* Start Data listing *

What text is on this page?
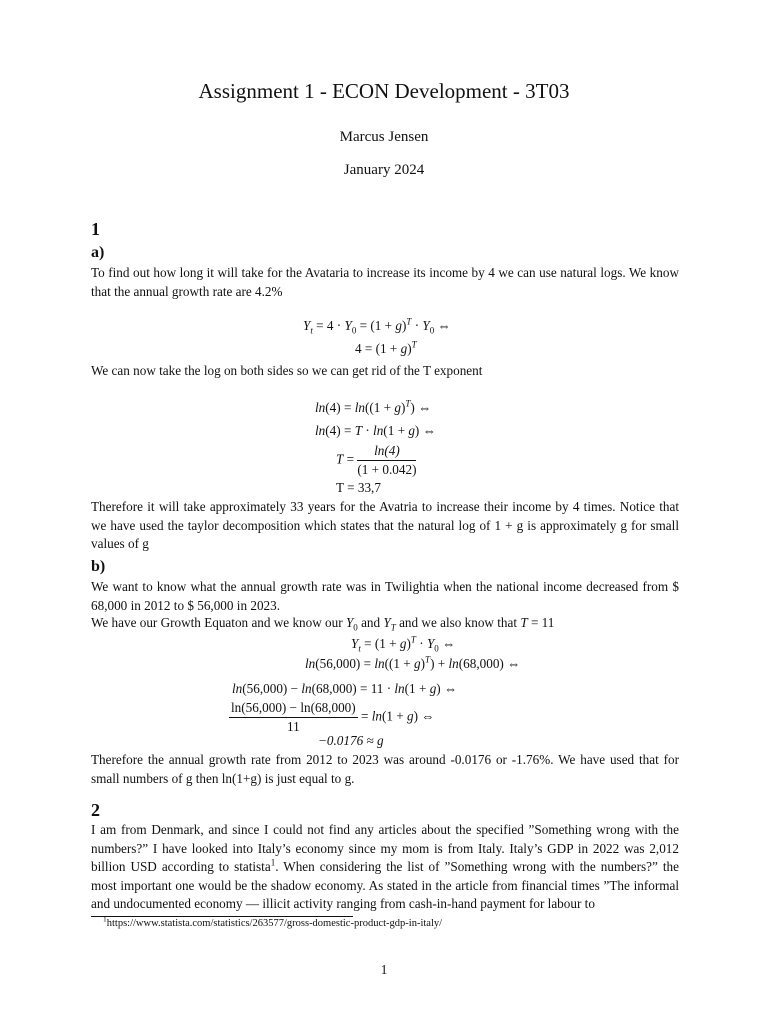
Assignment 1 - ECON Development - 3T03
Marcus Jensen
January 2024
1
a)
To find out how long it will take for the Avataria to increase its income by 4 we can use natural logs. We know that the annual growth rate are 4.2%
$Y_t = 4 \cdot Y_0 = (1 + g)^T \cdot Y_0$ ⇔
$4 = (1 + g)^T$
We can now take the log on both sides so we can get rid of the T exponent
$\ln(4) = \ln((1 + g)^T)$ ⇔
ln(4) = T · ln(1 + g) ⇔
$T = \frac{\ln(4)}{(1 + 0.042)}$
T = 33,7
Therefore it will take approximately 33 years for the Avatria to increase their income by 4 times. Notice that we have used the taylor decomposition which states that the natural log of 1 + g is approximately g for small values of g
b)
We want to know what the annual growth rate was in Twilightia when the national income decreased from $ 68,000 in 2012 to $ 56,000 in 2023.
We have our Growth Equaton and we know our $Y_0$ and $Y_T$ and we also know that T = 11
$Y_t = (1 + g)^T \cdot Y_0$ ⇔
$\ln(56,000) = \ln((1 + g)^T) + \ln(68,000)$ ⇔
ln(56,000) − ln(68,000) = 11 · ln(1 + g) ⇔
$\frac{\ln(56,000) - \ln(68,000)}{11} = \ln(1 + g)$ ⇔
−0.0176 ≈ g
Therefore the annual growth rate from 2012 to 2023 was around -0.0176 or -1.76%. We have used that for small numbers of g then ln(1+g) is just equal to g.
2
I am from Denmark, and since I could not find any articles about the specified ”Something wrong with the numbers?” I have looked into Italy’s economy since my mom is from Italy. Italy’s GDP in 2022 was 2,012 billion USD according to statista$^1$. When considering the list of ”Something wrong with the numbers?” the most important one would be the shadow economy. As stated in the article from financial times ”The informal and undocumented economy — illicit activity ranging from cash-in-hand payment for labour to
$^1$https://www.statista.com/statistics/263577/gross-domestic-product-gdp-in-italy/
1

* End Data listing *

◆ **Direction**
Return each line where "know" shows up.

◆ **Result**
To find out how long it will take for the Avataria to increase its income by 4 we can use natural logs. We know that the annual growth rate are 4.2%
We want to know what the annual growth rate was in Twilightia when the national income decreased from $ 68,000 in 2012 to $ 56,000 in 2023.
We have our Growth Equaton and we know our $Y_0$ and $Y_T$ and we also know that T = 11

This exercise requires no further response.